#### [To do]
Restate every entry word for word.

[START OF Working data]

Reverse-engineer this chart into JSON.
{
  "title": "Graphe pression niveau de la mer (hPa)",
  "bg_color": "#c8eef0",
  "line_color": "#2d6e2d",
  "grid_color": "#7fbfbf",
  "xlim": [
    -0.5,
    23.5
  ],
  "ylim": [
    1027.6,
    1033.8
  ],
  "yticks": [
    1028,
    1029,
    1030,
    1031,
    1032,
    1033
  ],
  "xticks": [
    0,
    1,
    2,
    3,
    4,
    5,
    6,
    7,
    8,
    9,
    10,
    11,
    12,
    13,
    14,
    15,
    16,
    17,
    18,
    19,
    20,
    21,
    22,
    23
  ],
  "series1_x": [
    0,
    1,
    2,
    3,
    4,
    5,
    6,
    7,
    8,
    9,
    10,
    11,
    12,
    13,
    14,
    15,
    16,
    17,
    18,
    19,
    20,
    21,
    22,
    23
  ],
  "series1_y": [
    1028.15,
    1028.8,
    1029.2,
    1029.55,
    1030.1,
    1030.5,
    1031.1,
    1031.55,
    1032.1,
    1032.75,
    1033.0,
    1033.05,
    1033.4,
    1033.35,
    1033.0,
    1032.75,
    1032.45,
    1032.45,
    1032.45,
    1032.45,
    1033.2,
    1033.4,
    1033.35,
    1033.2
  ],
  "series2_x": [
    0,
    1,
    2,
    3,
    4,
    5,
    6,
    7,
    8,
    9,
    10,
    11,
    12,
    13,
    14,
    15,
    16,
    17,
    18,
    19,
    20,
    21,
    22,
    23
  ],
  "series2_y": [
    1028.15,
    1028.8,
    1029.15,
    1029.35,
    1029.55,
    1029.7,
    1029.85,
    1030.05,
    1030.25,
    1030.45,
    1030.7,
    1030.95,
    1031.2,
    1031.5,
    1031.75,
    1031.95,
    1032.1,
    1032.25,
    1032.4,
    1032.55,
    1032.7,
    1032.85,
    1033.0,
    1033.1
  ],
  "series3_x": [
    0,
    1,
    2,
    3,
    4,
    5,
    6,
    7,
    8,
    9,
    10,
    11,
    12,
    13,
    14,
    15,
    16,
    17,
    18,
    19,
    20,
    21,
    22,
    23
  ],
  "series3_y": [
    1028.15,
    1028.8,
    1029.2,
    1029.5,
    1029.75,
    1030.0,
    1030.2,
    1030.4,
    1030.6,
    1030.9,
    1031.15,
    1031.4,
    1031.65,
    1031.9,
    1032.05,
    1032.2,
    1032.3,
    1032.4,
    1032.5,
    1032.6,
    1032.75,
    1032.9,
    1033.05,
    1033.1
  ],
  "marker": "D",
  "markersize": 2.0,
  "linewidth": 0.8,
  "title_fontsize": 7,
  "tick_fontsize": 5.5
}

[END OF Working data]

#### [The completed task]
Reverse-engineer this chart into JSON.
{
  "title": "Graphe pression niveau de la mer (hPa)",
  "bg_color": "#c8eef0",
  "line_color": "#2d6e2d",
  "grid_color": "#7fbfbf",
  "xlim": [
    -0.5,
    23.5
  ],
  "ylim": [
    1027.6,
    1033.8
  ],
  "yticks": [
    1028,
    1029,
    1030,
    1031,
    1032,
    1033
  ],
  "xticks": [
    0,
    1,
    2,
    3,
    4,
    5,
    6,
    7,
    8,
    9,
    10,
    11,
    12,
    13,
    14,
    15,
    16,
    17,
    18,
    19,
    20,
    21,
    22,
    23
  ],
  "series1_x": [
    0,
    1,
    2,
    3,
    4,
    5,
    6,
    7,
    8,
    9,
    10,
    11,
    12,
    13,
    14,
    15,
    16,
    17,
    18,
    19,
    20,
    21,
    22,
    23
  ],
  "series1_y": [
    1028.15,
    1028.8,
    1029.2,
    1029.55,
    1030.1,
    1030.5,
    1031.1,
    1031.55,
    1032.1,
    1032.75,
    1033.0,
    1033.05,
    1033.4,
    1033.35,
    1033.0,
    1032.75,
    1032.45,
    1032.45,
    1032.45,
    1032.45,
    1033.2,
    1033.4,
    1033.35,
    1033.2
  ],
  "series2_x": [
    0,
    1,
    2,
    3,
    4,
    5,
    6,
    7,
    8,
    9,
    10,
    11,
    12,
    13,
    14,
    15,
    16,
    17,
    18,
    19,
    20,
    21,
    22,
    23
  ],
  "series2_y": [
    1028.15,
    1028.8,
    1029.15,
    1029.35,
    1029.55,
    1029.7,
    1029.85,
    1030.05,
    1030.25,
    1030.45,
    1030.7,
    1030.95,
    1031.2,
    1031.5,
    1031.75,
    1031.95,
    1032.1,
    1032.25,
    1032.4,
    1032.55,
    1032.7,
    1032.85,
    1033.0,
    1033.1
  ],
  "series3_x": [
    0,
    1,
    2,
    3,
    4,
    5,
    6,
    7,
    8,
    9,
    10,
    11,
    12,
    13,
    14,
    15,
    16,
    17,
    18,
    19,
    20,
    21,
    22,
    23
  ],
  "series3_y": [
    1028.15,
    1028.8,
    1029.2,
    1029.5,
    1029.75,
    1030.0,
    1030.2,
    1030.4,
    1030.6,
    1030.9,
    1031.15,
    1031.4,
    1031.65,
    1031.9,
    1032.05,
    1032.2,
    1032.3,
    1032.4,
    1032.5,
    1032.6,
    1032.75,
    1032.9,
    1033.05,
    1033.1
  ],
  "marker": "D",
  "markersize": 2.0,
  "linewidth": 0.8,
  "title_fontsize": 7,
  "tick_fontsize": 5.5
}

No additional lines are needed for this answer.